### Exercise
In the entries below, identify every line with the string "ինչպես" and copy it.

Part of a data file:
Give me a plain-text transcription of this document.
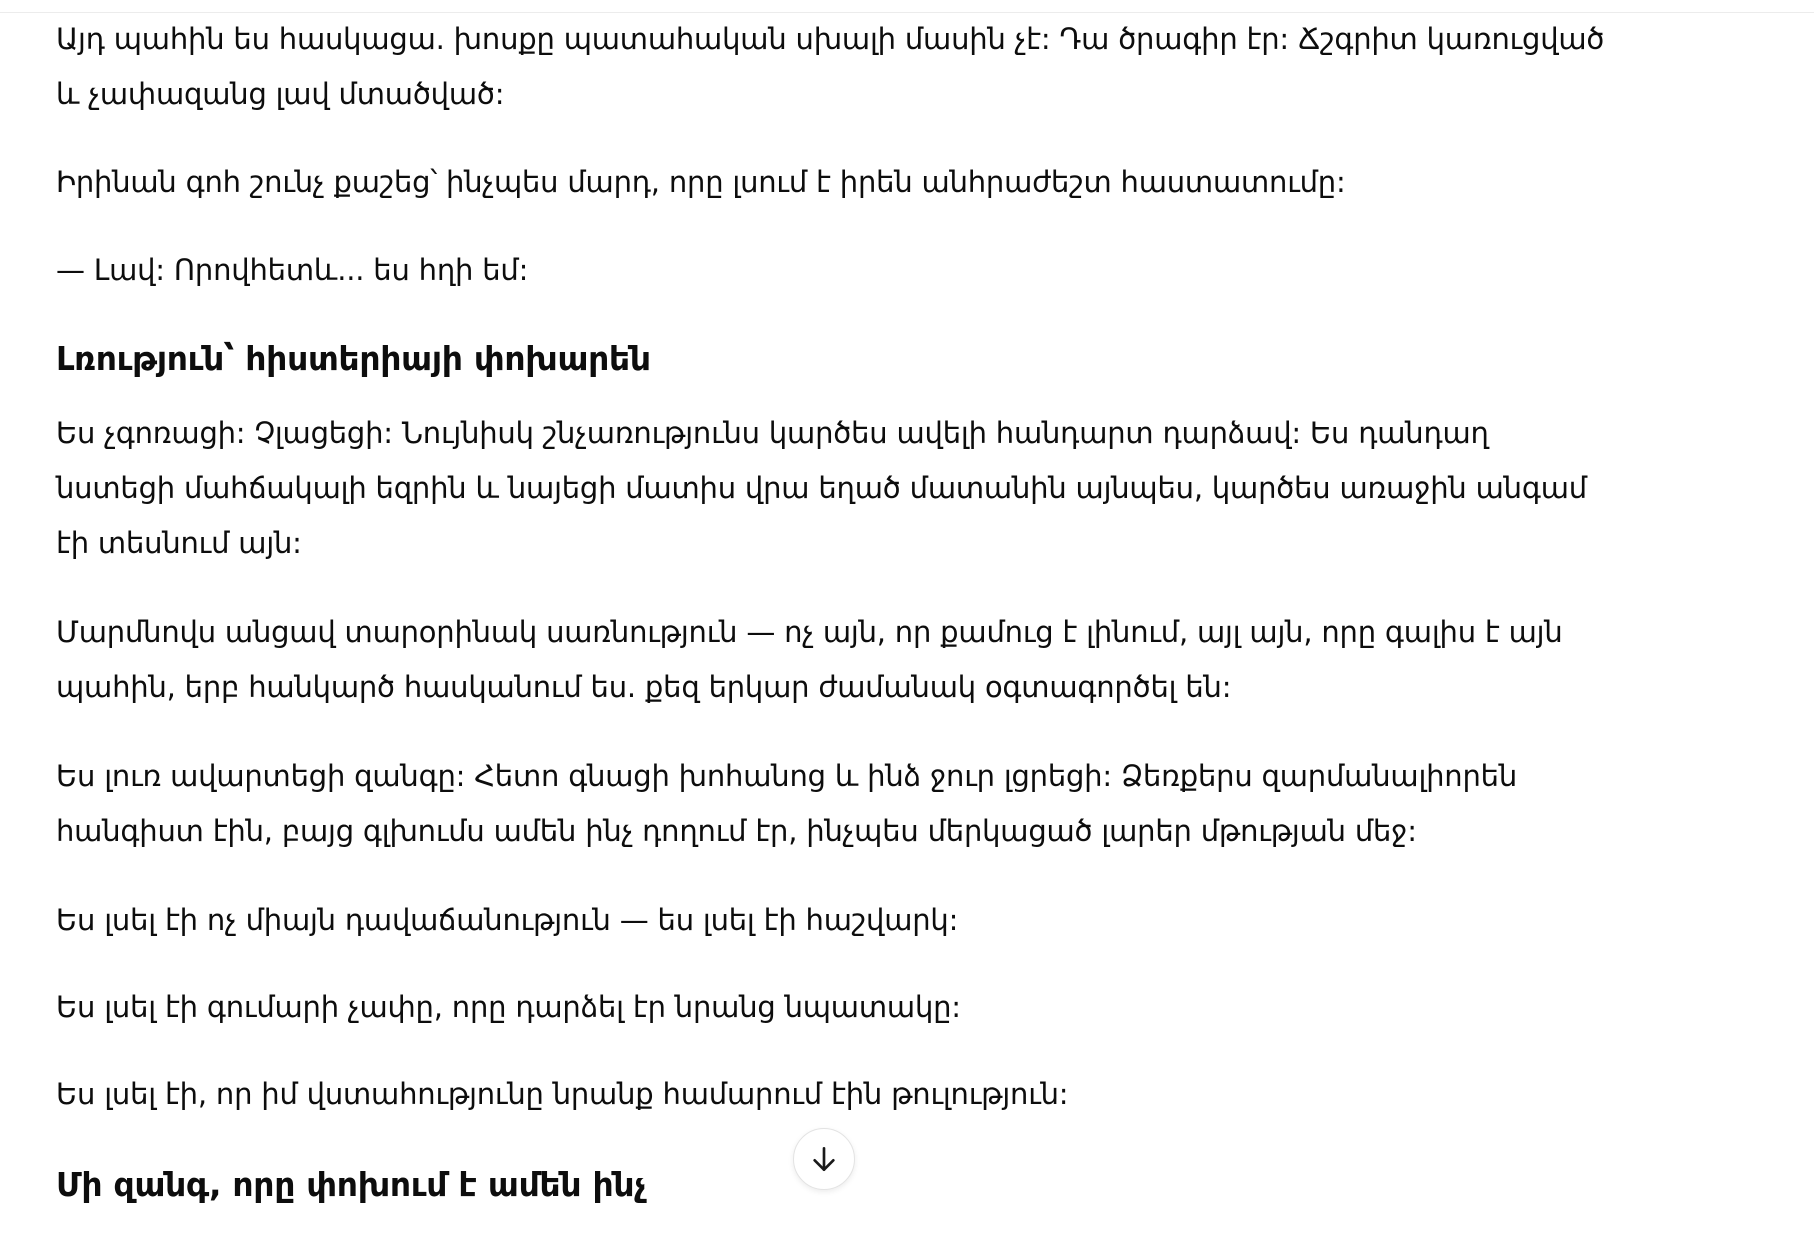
Այդ պահին ես հասկացա. խոսքը պատահական սխալի մասին չէ: Դա ծրագիր էր: Ճշգրիտ կառուցված
և չափազանց լավ մտածված:

Իրինան գոհ շունչ քաշեց՝ ինչպես մարդ, որը լսում է իրեն անհրաժեշտ հաստատումը:

— Լավ: Որովհետև... ես հղի եմ:

Լռություն՝ հիստերիայի փոխարեն

Ես չգոռացի: Չլացեցի: Նույնիսկ շնչառությունս կարծես ավելի հանդարտ դարձավ: Ես դանդաղ
նստեցի մահճակալի եզրին և նայեցի մատիս վրա եղած մատանին այնպես, կարծես առաջին անգամ
էի տեսնում այն:

Մարմնովս անցավ տարօրինակ սառնություն — ոչ այն, որ քամուց է լինում, այլ այն, որը գալիս է այն
պահին, երբ հանկարծ հասկանում ես. քեզ երկար ժամանակ օգտագործել են:

Ես լուռ ավարտեցի զանգը: Հետո գնացի խոհանոց և ինձ ջուր լցրեցի: Ձեռքերս զարմանալիորեն
հանգիստ էին, բայց գլխումս ամեն ինչ դողում էր, ինչպես մերկացած լարեր մթության մեջ:

Ես լսել էի ոչ միայն դավաճանություն — ես լսել էի հաշվարկ:

Ես լսել էի գումարի չափը, որը դարձել էր նրանց նպատակը:

Ես լսել էի, որ իմ վստահությունը նրանք համարում էին թուլություն:

Մի զանգ, որը փոխում է ամեն ինչ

### Solution
Իրինան գոհ շունչ քաշեց՝ ինչպես մարդ, որը լսում է իրեն անհրաժեշտ հաստատումը:
հանգիստ էին, բայց գլխումս ամեն ինչ դողում էր, ինչպես մերկացած լարեր մթության մեջ:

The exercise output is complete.